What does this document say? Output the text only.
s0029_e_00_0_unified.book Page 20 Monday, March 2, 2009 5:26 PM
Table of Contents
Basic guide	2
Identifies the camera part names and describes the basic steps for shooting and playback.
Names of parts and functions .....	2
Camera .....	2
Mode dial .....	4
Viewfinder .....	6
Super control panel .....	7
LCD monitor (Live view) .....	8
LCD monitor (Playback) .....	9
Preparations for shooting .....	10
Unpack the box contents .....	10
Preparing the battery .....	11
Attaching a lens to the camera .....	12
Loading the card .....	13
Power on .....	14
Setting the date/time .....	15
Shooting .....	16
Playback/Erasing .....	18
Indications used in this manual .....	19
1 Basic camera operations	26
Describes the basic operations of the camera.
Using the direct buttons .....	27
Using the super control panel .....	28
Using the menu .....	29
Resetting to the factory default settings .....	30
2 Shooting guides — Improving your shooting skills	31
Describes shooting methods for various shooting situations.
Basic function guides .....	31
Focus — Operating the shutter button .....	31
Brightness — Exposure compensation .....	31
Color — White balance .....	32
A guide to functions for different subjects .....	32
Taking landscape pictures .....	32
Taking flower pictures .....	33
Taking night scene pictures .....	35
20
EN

#### Stated problem
Restate every record exactly, leaving nothing out.

#### Answer for this exercise
What does this document say? Output the text only.
s0029_e_00_0_unified.book Page 20 Monday, March 2, 2009 5:26 PM
Table of Contents
Basic guide	2
Identifies the camera part names and describes the basic steps for shooting and playback.
Names of parts and functions .....	2
Camera .....	2
Mode dial .....	4
Viewfinder .....	6
Super control panel .....	7
LCD monitor (Live view) .....	8
LCD monitor (Playback) .....	9
Preparations for shooting .....	10
Unpack the box contents .....	10
Preparing the battery .....	11
Attaching a lens to the camera .....	12
Loading the card .....	13
Power on .....	14
Setting the date/time .....	15
Shooting .....	16
Playback/Erasing .....	18
Indications used in this manual .....	19
1 Basic camera operations	26
Describes the basic operations of the camera.
Using the direct buttons .....	27
Using the super control panel .....	28
Using the menu .....	29
Resetting to the factory default settings .....	30
2 Shooting guides — Improving your shooting skills	31
Describes shooting methods for various shooting situations.
Basic function guides .....	31
Focus — Operating the shutter button .....	31
Brightness — Exposure compensation .....	31
Color — White balance .....	32
A guide to functions for different subjects .....	32
Taking landscape pictures .....	32
Taking flower pictures .....	33
Taking night scene pictures .....	35
20
EN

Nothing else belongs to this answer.